# Recorded information:
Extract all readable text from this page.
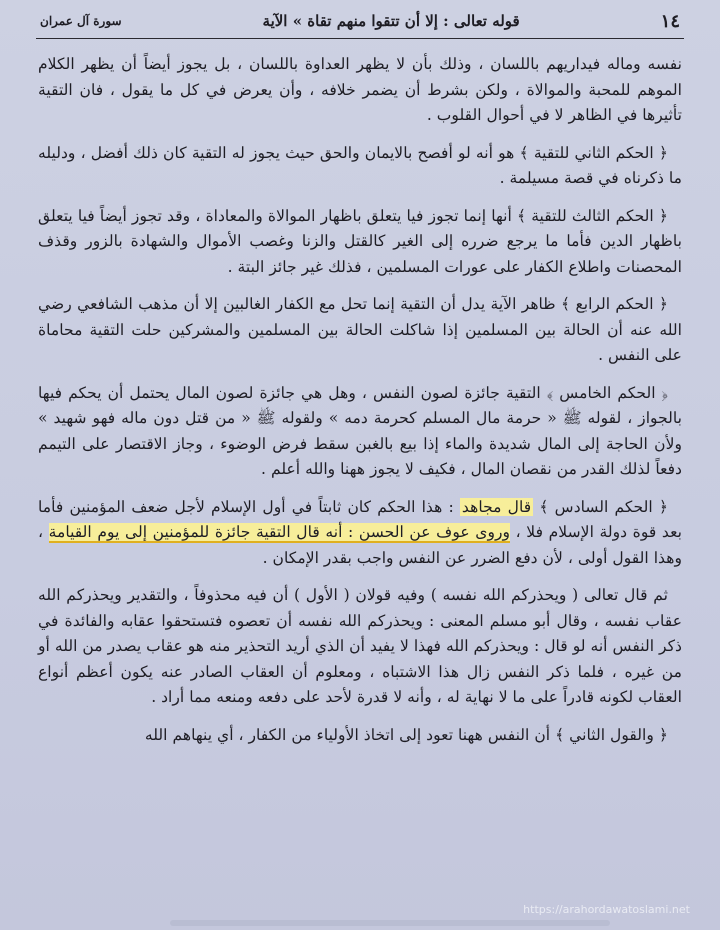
١٤
قوله تعالى : إلا أن تتقوا منهم تقاة » الآية
سورة آل عمران

نفسه وماله فيداريهم باللسان ، وذلك بأن لا يظهر العداوة باللسان ، بل يجوز أيضاً أن يظهر الكلام الموهم للمحبة والموالاة ، ولكن بشرط أن يضمر خلافه ، وأن يعرض في كل ما يقول ، فان التقية تأثيرها في الظاهر لا في أحوال القلوب .

﴿ الحكم الثاني للتقية ﴾ هو أنه لو أفصح بالايمان والحق حيث يجوز له التقية كان ذلك أفضل ، ودليله ما ذكرناه في قصة مسيلمة .

﴿ الحكم الثالث للتقية ﴾ أنها إنما تجوز فيا يتعلق باظهار الموالاة والمعاداة ، وقد تجوز أيضاً فيا يتعلق باظهار الدين فأما ما يرجع ضرره إلى الغير كالقتل والزنا وغصب الأموال والشهادة بالزور وقذف المحصنات واطلاع الكفار على عورات المسلمين ، فذلك غير جائز البتة .

﴿ الحكم الرابع ﴾ ظاهر الآية يدل أن التقية إنما تحل مع الكفار الغالبين إلا أن مذهب الشافعي رضي الله عنه أن الحالة بين المسلمين إذا شاكلت الحالة بين المسلمين والمشركين حلت التقية محاماة على النفس .

﴿ الحكم الخامس ﴾ التقية جائزة لصون النفس ، وهل هي جائزة لصون المال يحتمل أن يحكم فيها بالجواز ، لقوله ﷺ « حرمة مال المسلم كحرمة دمه » ولقوله ﷺ « من قتل دون ماله فهو شهيد » ولأن الحاجة إلى المال شديدة والماء إذا بيع بالغبن سقط فرض الوضوء ، وجاز الاقتصار على التيمم دفعاً لذلك القدر من نقصان المال ، فكيف لا يجوز ههنا والله أعلم .

﴿ الحكم السادس ﴾ قال مجاهد : هذا الحكم كان ثابتاً في أول الإسلام لأجل ضعف المؤمنين فأما بعد قوة دولة الإسلام فلا ، وروى عوف عن الحسن : أنه قال التقية جائزة للمؤمنين إلى يوم القيامة ، وهذا القول أولى ، لأن دفع الضرر عن النفس واجب بقدر الإمكان .

ثم قال تعالى ( ويحذركم الله نفسه ) وفيه قولان ( الأول ) أن فيه محذوفاً ، والتقدير ويحذركم الله عقاب نفسه ، وقال أبو مسلم المعنى : ويحذركم الله نفسه أن تعصوه فتستحقوا عقابه والفائدة في ذكر النفس أنه لو قال : ويحذركم الله فهذا لا يفيد أن الذي أريد التحذير منه هو عقاب يصدر من الله أو من غيره ، فلما ذكر النفس زال هذا الاشتباه ، ومعلوم أن العقاب الصادر عنه يكون أعظم أنواع العقاب لكونه قادراً على ما لا نهاية له ، وأنه لا قدرة لأحد على دفعه ومنعه مما أراد .

﴿ والقول الثاني ﴾ أن النفس ههنا تعود إلى اتخاذ الأولياء من الكفار ، أي ينهاهم الله

https://arahordawatoslami.net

# Exercise prompt:
Print out the lines exactly, skipping any picture.

# Result below:
Extract all readable text from this page.
١٤
قوله تعالى : إلا أن تتقوا منهم تقاة » الآية
سورة آل عمران

نفسه وماله فيداريهم باللسان ، وذلك بأن لا يظهر العداوة باللسان ، بل يجوز أيضاً أن يظهر الكلام الموهم للمحبة والموالاة ، ولكن بشرط أن يضمر خلافه ، وأن يعرض في كل ما يقول ، فان التقية تأثيرها في الظاهر لا في أحوال القلوب .

﴿ الحكم الثاني للتقية ﴾ هو أنه لو أفصح بالايمان والحق حيث يجوز له التقية كان ذلك أفضل ، ودليله ما ذكرناه في قصة مسيلمة .

﴿ الحكم الثالث للتقية ﴾ أنها إنما تجوز فيا يتعلق باظهار الموالاة والمعاداة ، وقد تجوز أيضاً فيا يتعلق باظهار الدين فأما ما يرجع ضرره إلى الغير كالقتل والزنا وغصب الأموال والشهادة بالزور وقذف المحصنات واطلاع الكفار على عورات المسلمين ، فذلك غير جائز البتة .

﴿ الحكم الرابع ﴾ ظاهر الآية يدل أن التقية إنما تحل مع الكفار الغالبين إلا أن مذهب الشافعي رضي الله عنه أن الحالة بين المسلمين إذا شاكلت الحالة بين المسلمين والمشركين حلت التقية محاماة على النفس .

﴿ الحكم الخامس ﴾ التقية جائزة لصون النفس ، وهل هي جائزة لصون المال يحتمل أن يحكم فيها بالجواز ، لقوله ﷺ « حرمة مال المسلم كحرمة دمه » ولقوله ﷺ « من قتل دون ماله فهو شهيد » ولأن الحاجة إلى المال شديدة والماء إذا بيع بالغبن سقط فرض الوضوء ، وجاز الاقتصار على التيمم دفعاً لذلك القدر من نقصان المال ، فكيف لا يجوز ههنا والله أعلم .

﴿ الحكم السادس ﴾ قال مجاهد : هذا الحكم كان ثابتاً في أول الإسلام لأجل ضعف المؤمنين فأما بعد قوة دولة الإسلام فلا ، وروى عوف عن الحسن : أنه قال التقية جائزة للمؤمنين إلى يوم القيامة ، وهذا القول أولى ، لأن دفع الضرر عن النفس واجب بقدر الإمكان .

ثم قال تعالى ( ويحذركم الله نفسه ) وفيه قولان ( الأول ) أن فيه محذوفاً ، والتقدير ويحذركم الله عقاب نفسه ، وقال أبو مسلم المعنى : ويحذركم الله نفسه أن تعصوه فتستحقوا عقابه والفائدة في ذكر النفس أنه لو قال : ويحذركم الله فهذا لا يفيد أن الذي أريد التحذير منه هو عقاب يصدر من الله أو من غيره ، فلما ذكر النفس زال هذا الاشتباه ، ومعلوم أن العقاب الصادر عنه يكون أعظم أنواع العقاب لكونه قادراً على ما لا نهاية له ، وأنه لا قدرة لأحد على دفعه ومنعه مما أراد .

﴿ والقول الثاني ﴾ أن النفس ههنا تعود إلى اتخاذ الأولياء من الكفار ، أي ينهاهم الله

https://arahordawatoslami.net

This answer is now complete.